**SET OF TASKS**
(a) Decide whether each statement agrees with the basketball forum thread below, answering yes or no and quoting the deciding words: (i) The first poster says Nene has played in every pre-season game. (ii) NugzFan advises waiting until at least the last two preseason games to judge how good teams are. (iii) The first poster thinks Miller has filled in well for Webber.
(b) Please print the part of the basketball forum thread below between "Thank you for" and "good teams are.", inclusive.
**** PROVIDED TEXT ****
Thank you for fixing the thread. The Kings have a very formidable front line. I'm a big fan of Miller, who I think has stepped in and taken up for Webber nicely. However I still the Nuggets have an advantage with bigs. However Nene might not be playing. Trying to find out why he's been out of every pre-season game. If anyone has any info on Nene please let me know.


----------



## NugzFan (Jul 26, 2002)

how on earth people can make predictions and analysis of a preseason game is beyond me. its a coin flip because we dont know who is going to play and for how long. the 2nd half could be a battle of bench scrubs that gives us 0 indication of how the teams actually are.

wait til the last 2 preseason games (at the earliest) to get an idea of how good teams are.


----------



## 77AJ (Feb 16, 2005)

NugzFan said:


> how on earth people can make predictions and analysis of a preseason game is beyond me. its a coin flip because we dont know who is going to play and for how long. the 2nd half could be a battle of bench scrubs that gives us 0 indication of how the teams actually are.
**** SUPPLIED INFORMATION ****
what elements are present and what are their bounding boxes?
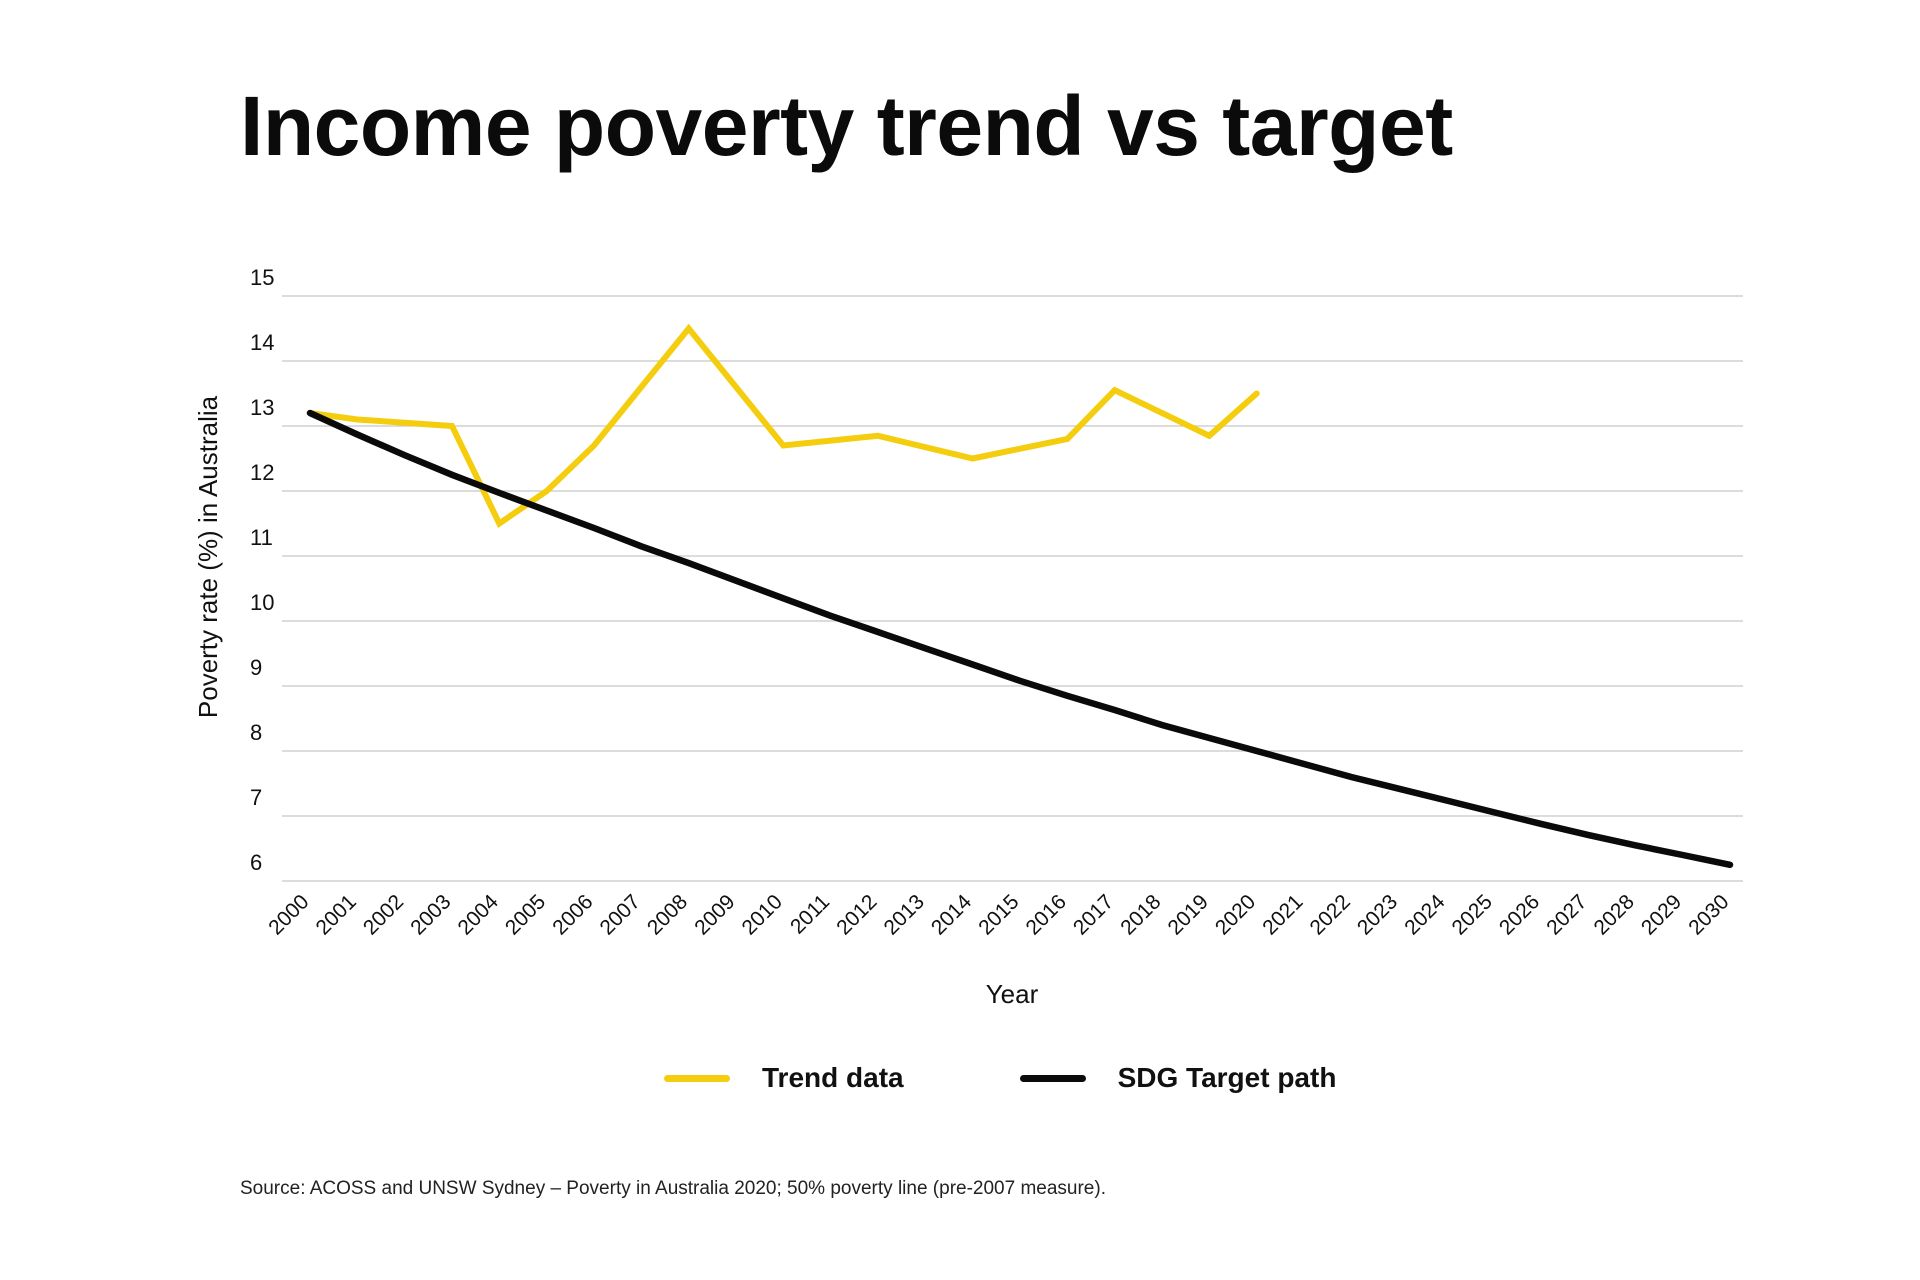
****
**ANSWERS BY TASK**
(a)
(i) No: "Trying to find out why he's been out of every pre-season game."
(ii) Yes: "wait til the last 2 preseason games (at the earliest) to get an idea of how good teams are."
(iii) Yes: "I'm a big fan of Miller, who I think has stepped in and taken up for Webber nicely."

(b)
Thank you for fixing the thread. The Kings have a very formidable front line. I'm a big fan of Miller, who I think has stepped in and taken up for Webber nicely. However I still the Nuggets have an advantage with bigs. However Nene might not be playing. Trying to find out why he's been out of every pre-season game. If anyone has any info on Nene please let me know.


----------



## NugzFan (Jul 26, 2002)

how on earth people can make predictions and analysis of a preseason game is beyond me. its a coin flip because we dont know who is going to play and for how long. the 2nd half could be a battle of bench scrubs that gives us 0 indication of how the teams actually are.

wait til the last 2 preseason games (at the earliest) to get an idea of how good teams are.